**AUFGABEN:**
#1 Gib bitte den Abschnitt des Textauszugs wortgetreu wieder, der mit den Worten „Trump solle McCarthy“ beginnt und mit den Worten „Gefolgschaft verweigert hat.“ endet.
#2 Prüfe, ob die folgenden Aussagen mit dem Textauszug übereinstimmen. Antworte zu jeder mit Ja oder Nein und zitiere die ausschlaggebenden Worte des Textauszugs genau.
(a) Byron Donalds erhielt 20 Stimmen.
(b) Trump hatte die Partei aufgerufen, Byron Donalds zu wählen.
(c) McCarthy ist 57 Jahre alt.

=== TEXTAUSZUG ===

Auch dieses Mal hatten die Republikaner wieder einen Gegenkandidaten nominiert - und zwar erneut den republikanischen Abgeordneten Byron Donalds. Auf ihn entfielen wie im Wahlgang zuvor 20 Stimmen. Donalds wurde von einer glühenden Anhängerin des ehemaligen Präsidenten Donald Trump nominiert, Lauren Boebert. Trump hatte Stunden zuvor noch die Partei dazu aufgerufen, sich hinter McCarthy zu stellen und diesen zu wählen.

Trump solle McCarthy sagen, dass dieser sich zurückziehen ziehen müsse, forderte Boebert - die eigentlich eine der lautesten Trump-Unterstützerinnen ist. Der Ex-Präsident hatte McCarthy bereits vor der Wahl seine Unterstützung ausgesprochen, was den Feldzug gegen diesen aber nicht verhinderte.

Es ist eine historische Schlappe für den 57-jährigen McCarthy, denn es ist das erste Mal seit hundert Jahren, dass bei der Wahl eine Fraktion ihrem Kandidaten im ersten Durchgang die Gefolgschaft verweigert hat.

=== ERFASSTE DATEN ===

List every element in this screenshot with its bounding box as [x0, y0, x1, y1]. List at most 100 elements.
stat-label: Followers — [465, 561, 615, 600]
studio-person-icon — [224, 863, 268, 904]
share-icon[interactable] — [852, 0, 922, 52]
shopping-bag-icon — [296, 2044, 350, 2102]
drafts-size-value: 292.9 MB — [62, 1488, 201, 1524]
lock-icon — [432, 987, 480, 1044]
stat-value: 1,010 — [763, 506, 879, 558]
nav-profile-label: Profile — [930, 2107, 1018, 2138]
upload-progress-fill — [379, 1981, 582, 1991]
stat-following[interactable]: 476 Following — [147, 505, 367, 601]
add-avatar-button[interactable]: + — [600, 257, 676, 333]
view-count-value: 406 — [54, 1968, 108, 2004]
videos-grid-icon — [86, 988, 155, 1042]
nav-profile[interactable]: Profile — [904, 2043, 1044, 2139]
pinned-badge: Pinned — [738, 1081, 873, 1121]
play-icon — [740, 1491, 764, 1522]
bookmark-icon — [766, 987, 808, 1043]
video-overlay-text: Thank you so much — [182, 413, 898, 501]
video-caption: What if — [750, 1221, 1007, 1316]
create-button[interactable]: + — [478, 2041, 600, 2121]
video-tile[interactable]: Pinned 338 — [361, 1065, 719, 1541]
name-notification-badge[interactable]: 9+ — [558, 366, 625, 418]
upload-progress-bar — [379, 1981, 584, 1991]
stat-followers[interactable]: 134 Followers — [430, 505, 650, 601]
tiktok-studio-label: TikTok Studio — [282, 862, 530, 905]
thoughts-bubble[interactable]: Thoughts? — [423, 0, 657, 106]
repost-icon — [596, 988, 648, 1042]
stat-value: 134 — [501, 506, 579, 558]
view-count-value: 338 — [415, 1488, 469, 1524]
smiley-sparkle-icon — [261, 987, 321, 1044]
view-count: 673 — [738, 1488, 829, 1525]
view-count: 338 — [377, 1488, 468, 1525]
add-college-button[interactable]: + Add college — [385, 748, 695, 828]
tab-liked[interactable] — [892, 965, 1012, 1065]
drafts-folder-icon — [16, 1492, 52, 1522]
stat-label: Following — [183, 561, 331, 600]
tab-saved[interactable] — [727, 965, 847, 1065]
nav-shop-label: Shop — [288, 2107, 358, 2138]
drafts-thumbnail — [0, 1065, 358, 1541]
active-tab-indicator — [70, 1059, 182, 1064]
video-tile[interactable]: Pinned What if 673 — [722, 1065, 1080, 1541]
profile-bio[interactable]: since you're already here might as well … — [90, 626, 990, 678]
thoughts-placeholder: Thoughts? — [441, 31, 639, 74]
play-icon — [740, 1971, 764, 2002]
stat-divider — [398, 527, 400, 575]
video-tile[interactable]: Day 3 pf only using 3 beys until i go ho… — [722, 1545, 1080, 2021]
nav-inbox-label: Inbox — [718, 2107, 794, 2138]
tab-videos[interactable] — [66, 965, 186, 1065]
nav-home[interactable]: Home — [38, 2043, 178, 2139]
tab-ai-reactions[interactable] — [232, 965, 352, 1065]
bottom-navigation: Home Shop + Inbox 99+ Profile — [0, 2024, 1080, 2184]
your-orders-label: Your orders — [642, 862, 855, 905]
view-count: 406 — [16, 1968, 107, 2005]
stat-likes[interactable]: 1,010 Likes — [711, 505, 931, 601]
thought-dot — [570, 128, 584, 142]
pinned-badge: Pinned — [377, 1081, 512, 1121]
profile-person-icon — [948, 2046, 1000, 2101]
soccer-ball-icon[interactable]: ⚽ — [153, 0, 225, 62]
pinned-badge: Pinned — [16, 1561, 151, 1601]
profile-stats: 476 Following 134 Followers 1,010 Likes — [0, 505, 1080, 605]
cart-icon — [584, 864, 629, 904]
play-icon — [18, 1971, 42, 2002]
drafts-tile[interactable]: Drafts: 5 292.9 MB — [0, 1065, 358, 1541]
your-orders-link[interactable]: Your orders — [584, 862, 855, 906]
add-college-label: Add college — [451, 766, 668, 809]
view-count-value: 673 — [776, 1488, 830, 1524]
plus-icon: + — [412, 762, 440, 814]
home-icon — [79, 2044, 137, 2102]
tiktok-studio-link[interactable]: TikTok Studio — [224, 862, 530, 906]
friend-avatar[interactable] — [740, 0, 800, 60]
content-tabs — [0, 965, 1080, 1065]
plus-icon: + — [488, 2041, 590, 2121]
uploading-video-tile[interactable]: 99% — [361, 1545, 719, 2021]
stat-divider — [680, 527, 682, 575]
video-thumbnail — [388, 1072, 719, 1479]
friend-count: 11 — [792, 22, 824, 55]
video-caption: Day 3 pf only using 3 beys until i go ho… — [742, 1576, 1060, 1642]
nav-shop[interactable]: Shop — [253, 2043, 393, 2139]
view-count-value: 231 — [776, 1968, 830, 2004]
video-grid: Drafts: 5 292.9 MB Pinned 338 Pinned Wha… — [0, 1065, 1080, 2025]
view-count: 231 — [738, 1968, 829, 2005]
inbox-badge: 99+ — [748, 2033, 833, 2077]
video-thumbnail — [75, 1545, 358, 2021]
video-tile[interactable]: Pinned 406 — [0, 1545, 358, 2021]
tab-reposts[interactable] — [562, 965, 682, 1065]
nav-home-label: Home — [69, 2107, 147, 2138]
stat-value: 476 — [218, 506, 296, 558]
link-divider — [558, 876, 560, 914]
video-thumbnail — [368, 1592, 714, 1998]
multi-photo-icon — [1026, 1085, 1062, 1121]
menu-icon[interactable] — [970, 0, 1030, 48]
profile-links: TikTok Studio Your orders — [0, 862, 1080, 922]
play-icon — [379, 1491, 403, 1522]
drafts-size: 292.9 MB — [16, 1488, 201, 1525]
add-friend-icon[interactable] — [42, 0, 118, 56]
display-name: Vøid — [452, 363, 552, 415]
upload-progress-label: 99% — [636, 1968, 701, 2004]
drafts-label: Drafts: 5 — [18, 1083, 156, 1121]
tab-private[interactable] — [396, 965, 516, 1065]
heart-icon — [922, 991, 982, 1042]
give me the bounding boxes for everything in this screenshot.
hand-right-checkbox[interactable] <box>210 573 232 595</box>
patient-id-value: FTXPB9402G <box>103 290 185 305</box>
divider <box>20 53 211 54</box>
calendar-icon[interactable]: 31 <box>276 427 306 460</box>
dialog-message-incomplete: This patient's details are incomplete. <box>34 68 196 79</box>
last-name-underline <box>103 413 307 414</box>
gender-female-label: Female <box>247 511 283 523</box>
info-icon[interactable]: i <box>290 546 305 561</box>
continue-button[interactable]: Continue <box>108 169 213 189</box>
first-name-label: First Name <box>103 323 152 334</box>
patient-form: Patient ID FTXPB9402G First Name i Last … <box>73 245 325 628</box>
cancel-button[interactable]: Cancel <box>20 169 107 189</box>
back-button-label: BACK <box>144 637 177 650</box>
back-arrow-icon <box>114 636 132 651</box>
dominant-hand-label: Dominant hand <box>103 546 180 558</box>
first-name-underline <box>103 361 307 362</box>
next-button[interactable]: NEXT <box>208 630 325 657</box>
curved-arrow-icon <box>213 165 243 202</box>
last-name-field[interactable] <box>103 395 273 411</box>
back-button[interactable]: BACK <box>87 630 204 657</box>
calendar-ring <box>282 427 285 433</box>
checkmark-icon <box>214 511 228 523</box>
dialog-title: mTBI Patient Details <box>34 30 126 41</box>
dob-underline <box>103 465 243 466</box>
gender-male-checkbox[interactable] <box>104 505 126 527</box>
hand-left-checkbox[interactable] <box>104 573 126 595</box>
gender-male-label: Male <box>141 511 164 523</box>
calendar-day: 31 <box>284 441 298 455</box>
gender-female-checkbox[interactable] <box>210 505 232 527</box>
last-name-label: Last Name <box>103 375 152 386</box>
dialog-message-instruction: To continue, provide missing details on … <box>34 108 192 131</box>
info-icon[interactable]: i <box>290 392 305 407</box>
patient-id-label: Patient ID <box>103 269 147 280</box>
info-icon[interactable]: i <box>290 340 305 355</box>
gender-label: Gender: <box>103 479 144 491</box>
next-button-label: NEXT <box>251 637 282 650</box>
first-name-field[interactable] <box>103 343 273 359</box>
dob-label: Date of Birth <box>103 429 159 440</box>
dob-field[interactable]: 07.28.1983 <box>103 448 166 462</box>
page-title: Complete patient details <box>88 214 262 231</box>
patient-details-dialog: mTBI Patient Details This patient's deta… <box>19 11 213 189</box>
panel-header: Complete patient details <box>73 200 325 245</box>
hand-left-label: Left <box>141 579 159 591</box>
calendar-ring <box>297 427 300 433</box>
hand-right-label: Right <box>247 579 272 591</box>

===

**ERWARTETE ANTWORTEN:**
#1
Trump solle McCarthy sagen, dass dieser sich zurückziehen ziehen müsse, forderte Boebert - die eigentlich eine der lautesten Trump-Unterstützerinnen ist. Der Ex-Präsident hatte McCarthy bereits vor der Wahl seine Unterstützung ausgesprochen, was den Feldzug gegen diesen aber nicht verhinderte.

Es ist eine historische Schlappe für den 57-jährigen McCarthy, denn es ist das erste Mal seit hundert Jahren, dass bei der Wahl eine Fraktion ihrem Kandidaten im ersten Durchgang die Gefolgschaft verweigert hat.

#2
(a) Ja: „Auf ihn entfielen wie im Wahlgang zuvor 20 Stimmen.“
(b) Nein: „Trump hatte Stunden zuvor noch die Partei dazu aufgerufen, sich hinter McCarthy zu stellen und diesen zu wählen.“
(c) Ja: „für den 57-jährigen McCarthy“